--- Begin ---

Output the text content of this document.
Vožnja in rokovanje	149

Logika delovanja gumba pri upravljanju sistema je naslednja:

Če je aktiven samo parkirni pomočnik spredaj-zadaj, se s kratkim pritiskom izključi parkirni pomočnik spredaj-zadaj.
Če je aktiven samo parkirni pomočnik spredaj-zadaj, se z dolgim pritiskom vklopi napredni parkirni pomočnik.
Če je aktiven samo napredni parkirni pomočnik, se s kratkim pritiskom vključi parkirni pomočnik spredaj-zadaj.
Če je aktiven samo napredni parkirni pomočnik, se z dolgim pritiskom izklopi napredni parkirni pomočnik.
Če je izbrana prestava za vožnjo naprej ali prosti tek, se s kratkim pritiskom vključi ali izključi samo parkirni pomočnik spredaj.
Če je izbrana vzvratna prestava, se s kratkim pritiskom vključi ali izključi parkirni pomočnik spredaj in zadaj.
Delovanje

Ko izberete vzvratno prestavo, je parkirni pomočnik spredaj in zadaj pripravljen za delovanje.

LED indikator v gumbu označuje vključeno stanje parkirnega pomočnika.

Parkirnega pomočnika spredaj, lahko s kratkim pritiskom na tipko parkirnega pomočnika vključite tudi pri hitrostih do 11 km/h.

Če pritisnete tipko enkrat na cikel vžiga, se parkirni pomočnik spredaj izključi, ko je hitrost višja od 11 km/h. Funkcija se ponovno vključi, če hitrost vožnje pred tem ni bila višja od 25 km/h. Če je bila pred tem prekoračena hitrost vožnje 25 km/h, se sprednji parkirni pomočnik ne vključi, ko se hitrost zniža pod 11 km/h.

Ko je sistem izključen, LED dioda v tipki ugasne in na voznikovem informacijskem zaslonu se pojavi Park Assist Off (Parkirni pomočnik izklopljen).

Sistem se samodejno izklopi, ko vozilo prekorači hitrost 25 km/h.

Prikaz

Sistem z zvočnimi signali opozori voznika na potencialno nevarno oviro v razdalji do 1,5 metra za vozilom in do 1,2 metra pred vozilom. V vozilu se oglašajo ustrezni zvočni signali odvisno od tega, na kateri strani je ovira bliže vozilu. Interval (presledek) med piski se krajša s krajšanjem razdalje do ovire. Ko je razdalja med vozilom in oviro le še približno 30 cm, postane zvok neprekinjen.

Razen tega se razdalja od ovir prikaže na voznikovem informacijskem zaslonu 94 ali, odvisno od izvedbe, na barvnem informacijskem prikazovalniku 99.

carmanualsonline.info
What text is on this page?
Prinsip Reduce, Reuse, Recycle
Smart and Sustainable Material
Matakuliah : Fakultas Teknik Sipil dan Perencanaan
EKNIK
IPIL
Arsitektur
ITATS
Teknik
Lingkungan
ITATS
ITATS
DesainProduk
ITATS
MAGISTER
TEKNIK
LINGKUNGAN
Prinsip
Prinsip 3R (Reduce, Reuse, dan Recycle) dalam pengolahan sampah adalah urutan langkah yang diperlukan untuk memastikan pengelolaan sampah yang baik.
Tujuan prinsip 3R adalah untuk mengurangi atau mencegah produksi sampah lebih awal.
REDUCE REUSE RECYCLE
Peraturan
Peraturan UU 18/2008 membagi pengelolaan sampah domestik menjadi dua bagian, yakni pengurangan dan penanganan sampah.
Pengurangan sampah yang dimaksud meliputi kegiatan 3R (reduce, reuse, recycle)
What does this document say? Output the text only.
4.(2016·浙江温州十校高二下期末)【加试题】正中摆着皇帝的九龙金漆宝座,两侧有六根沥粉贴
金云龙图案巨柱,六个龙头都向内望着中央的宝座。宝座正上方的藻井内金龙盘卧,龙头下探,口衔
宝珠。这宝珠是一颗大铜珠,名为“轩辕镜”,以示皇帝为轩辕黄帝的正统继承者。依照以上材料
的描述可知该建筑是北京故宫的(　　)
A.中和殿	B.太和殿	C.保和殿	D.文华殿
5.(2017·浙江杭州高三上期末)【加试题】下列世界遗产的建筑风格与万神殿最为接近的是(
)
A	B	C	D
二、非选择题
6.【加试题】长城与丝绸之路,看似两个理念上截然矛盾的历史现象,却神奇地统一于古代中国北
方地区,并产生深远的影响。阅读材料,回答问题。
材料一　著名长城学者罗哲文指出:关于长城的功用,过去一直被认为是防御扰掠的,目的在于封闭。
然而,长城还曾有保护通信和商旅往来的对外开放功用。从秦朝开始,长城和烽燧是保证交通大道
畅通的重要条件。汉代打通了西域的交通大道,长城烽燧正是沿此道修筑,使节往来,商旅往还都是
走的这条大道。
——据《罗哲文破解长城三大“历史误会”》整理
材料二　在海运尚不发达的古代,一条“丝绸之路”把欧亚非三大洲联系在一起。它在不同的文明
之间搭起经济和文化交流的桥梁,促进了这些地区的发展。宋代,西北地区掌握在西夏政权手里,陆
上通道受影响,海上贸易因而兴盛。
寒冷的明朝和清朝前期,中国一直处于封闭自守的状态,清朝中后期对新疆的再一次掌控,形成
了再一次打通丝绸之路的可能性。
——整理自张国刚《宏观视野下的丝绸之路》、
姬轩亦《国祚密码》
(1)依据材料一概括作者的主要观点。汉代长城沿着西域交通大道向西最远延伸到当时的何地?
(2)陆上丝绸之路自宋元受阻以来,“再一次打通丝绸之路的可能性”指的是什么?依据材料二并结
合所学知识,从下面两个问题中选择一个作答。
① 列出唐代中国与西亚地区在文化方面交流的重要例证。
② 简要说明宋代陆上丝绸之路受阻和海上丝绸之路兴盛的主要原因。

--- End ---

__Objective__.
Find every line with "document" in the listing and state how many there are, nothing else.

__Final result__.
2